◆ **Prompt**
In the entries below, find each line with the word "elements" and return it.

◆ **Material to process**
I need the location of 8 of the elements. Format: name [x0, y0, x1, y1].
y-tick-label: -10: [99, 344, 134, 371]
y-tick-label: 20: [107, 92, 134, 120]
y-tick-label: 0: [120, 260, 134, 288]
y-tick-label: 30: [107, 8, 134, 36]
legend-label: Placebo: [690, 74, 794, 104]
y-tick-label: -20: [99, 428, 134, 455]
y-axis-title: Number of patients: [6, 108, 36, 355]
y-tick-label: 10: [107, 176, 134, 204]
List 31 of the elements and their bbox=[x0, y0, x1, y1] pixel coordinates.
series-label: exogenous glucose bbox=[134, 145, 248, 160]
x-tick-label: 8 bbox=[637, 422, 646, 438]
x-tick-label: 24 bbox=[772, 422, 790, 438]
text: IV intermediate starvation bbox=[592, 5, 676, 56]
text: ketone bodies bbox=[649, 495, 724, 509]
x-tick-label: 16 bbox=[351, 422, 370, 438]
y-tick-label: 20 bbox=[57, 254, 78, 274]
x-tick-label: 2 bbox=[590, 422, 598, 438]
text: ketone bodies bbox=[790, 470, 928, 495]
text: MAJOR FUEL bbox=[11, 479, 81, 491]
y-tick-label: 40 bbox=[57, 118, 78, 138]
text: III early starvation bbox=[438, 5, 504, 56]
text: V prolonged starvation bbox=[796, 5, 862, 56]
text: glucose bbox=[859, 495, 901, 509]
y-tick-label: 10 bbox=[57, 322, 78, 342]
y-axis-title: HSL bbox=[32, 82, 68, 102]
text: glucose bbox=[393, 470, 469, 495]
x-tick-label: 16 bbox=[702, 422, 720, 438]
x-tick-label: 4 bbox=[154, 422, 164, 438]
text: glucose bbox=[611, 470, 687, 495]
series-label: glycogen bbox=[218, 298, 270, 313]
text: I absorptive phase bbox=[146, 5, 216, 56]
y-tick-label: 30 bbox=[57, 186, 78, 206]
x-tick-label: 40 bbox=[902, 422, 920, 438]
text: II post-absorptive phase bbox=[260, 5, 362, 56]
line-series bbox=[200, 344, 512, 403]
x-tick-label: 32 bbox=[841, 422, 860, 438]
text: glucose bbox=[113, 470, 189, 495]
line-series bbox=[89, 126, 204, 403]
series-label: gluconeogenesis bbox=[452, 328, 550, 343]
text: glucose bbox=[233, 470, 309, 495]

◆ **Expected answer**
I need the location of 8 of the elements. Format: name [x0, y0, x1, y1].
List 31 of the elements and their bbox=[x0, y0, x1, y1] pixel coordinates.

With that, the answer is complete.